- What you are asked to do
Copy out all of the data exactly as it appears.

- Record excerpts
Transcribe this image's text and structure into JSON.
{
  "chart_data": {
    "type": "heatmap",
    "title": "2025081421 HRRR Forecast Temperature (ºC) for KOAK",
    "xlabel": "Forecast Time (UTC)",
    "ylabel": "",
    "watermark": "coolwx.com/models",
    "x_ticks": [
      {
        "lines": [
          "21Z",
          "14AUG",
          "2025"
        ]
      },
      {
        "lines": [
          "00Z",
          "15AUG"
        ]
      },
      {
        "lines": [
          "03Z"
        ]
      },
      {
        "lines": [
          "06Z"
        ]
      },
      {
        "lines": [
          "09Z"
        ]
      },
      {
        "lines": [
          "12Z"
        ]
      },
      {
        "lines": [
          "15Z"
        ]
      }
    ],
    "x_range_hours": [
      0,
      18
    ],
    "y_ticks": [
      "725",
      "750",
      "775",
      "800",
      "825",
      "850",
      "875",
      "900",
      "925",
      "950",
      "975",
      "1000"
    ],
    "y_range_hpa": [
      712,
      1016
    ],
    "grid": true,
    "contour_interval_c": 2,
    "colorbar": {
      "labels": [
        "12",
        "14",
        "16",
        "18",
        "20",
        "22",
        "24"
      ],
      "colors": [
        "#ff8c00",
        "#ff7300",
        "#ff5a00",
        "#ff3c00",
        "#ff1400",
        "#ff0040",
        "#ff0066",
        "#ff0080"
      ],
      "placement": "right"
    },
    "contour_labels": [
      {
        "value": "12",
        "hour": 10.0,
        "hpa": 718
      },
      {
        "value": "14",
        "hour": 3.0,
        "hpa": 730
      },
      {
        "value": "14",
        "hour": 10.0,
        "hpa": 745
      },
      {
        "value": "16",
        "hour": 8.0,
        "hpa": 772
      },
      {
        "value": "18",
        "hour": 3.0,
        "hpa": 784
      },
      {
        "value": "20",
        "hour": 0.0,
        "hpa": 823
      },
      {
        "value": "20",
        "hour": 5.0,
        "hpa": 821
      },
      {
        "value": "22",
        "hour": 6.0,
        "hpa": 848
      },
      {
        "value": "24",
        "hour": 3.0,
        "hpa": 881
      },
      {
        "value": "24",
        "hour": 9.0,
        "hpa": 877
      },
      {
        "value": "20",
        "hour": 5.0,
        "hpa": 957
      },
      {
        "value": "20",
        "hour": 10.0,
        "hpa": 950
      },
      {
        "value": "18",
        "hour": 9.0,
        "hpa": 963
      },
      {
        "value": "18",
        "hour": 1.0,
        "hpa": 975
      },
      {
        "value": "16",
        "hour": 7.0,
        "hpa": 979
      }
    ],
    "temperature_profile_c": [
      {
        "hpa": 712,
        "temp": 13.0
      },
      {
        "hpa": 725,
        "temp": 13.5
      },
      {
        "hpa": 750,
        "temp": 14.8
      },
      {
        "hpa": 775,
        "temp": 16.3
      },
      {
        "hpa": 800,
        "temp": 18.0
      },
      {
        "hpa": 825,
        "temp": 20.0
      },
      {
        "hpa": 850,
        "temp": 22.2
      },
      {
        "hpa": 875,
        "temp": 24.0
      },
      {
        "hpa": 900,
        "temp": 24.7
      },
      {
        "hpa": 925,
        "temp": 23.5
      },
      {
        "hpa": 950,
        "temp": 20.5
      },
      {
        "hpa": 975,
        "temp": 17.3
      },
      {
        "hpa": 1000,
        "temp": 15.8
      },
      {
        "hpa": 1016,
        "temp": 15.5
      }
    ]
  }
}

- Answer to the exercise
Transcribe this image's text and structure into JSON.
{
  "chart_data": {
    "type": "heatmap",
    "title": "2025081421 HRRR Forecast Temperature (ºC) for KOAK",
    "xlabel": "Forecast Time (UTC)",
    "ylabel": "",
    "watermark": "coolwx.com/models",
    "x_ticks": [
      {
        "lines": [
          "21Z",
          "14AUG",
          "2025"
        ]
      },
      {
        "lines": [
          "00Z",
          "15AUG"
        ]
      },
      {
        "lines": [
          "03Z"
        ]
      },
      {
        "lines": [
          "06Z"
        ]
      },
      {
        "lines": [
          "09Z"
        ]
      },
      {
        "lines": [
          "12Z"
        ]
      },
      {
        "lines": [
          "15Z"
        ]
      }
    ],
    "x_range_hours": [
      0,
      18
    ],
    "y_ticks": [
      "725",
      "750",
      "775",
      "800",
      "825",
      "850",
      "875",
      "900",
      "925",
      "950",
      "975",
      "1000"
    ],
    "y_range_hpa": [
      712,
      1016
    ],
    "grid": true,
    "contour_interval_c": 2,
    "colorbar": {
      "labels": [
        "12",
        "14",
        "16",
        "18",
        "20",
        "22",
        "24"
      ],
      "colors": [
        "#ff8c00",
        "#ff7300",
        "#ff5a00",
        "#ff3c00",
        "#ff1400",
        "#ff0040",
        "#ff0066",
        "#ff0080"
      ],
      "placement": "right"
    },
    "contour_labels": [
      {
        "value": "12",
        "hour": 10.0,
        "hpa": 718
      },
      {
        "value": "14",
        "hour": 3.0,
        "hpa": 730
      },
      {
        "value": "14",
        "hour": 10.0,
        "hpa": 745
      },
      {
        "value": "16",
        "hour": 8.0,
        "hpa": 772
      },
      {
        "value": "18",
        "hour": 3.0,
        "hpa": 784
      },
      {
        "value": "20",
        "hour": 0.0,
        "hpa": 823
      },
      {
        "value": "20",
        "hour": 5.0,
        "hpa": 821
      },
      {
        "value": "22",
        "hour": 6.0,
        "hpa": 848
      },
      {
        "value": "24",
        "hour": 3.0,
        "hpa": 881
      },
      {
        "value": "24",
        "hour": 9.0,
        "hpa": 877
      },
      {
        "value": "20",
        "hour": 5.0,
        "hpa": 957
      },
      {
        "value": "20",
        "hour": 10.0,
        "hpa": 950
      },
      {
        "value": "18",
        "hour": 9.0,
        "hpa": 963
      },
      {
        "value": "18",
        "hour": 1.0,
        "hpa": 975
      },
      {
        "value": "16",
        "hour": 7.0,
        "hpa": 979
      }
    ],
    "temperature_profile_c": [
      {
        "hpa": 712,
        "temp": 13.0
      },
      {
        "hpa": 725,
        "temp": 13.5
      },
      {
        "hpa": 750,
        "temp": 14.8
      },
      {
        "hpa": 775,
        "temp": 16.3
      },
      {
        "hpa": 800,
        "temp": 18.0
      },
      {
        "hpa": 825,
        "temp": 20.0
      },
      {
        "hpa": 850,
        "temp": 22.2
      },
      {
        "hpa": 875,
        "temp": 24.0
      },
      {
        "hpa": 900,
        "temp": 24.7
      },
      {
        "hpa": 925,
        "temp": 23.5
      },
      {
        "hpa": 950,
        "temp": 20.5
      },
      {
        "hpa": 975,
        "temp": 17.3
      },
      {
        "hpa": 1000,
        "temp": 15.8
      },
      {
        "hpa": 1016,
        "temp": 15.5
      }
    ]
  }
}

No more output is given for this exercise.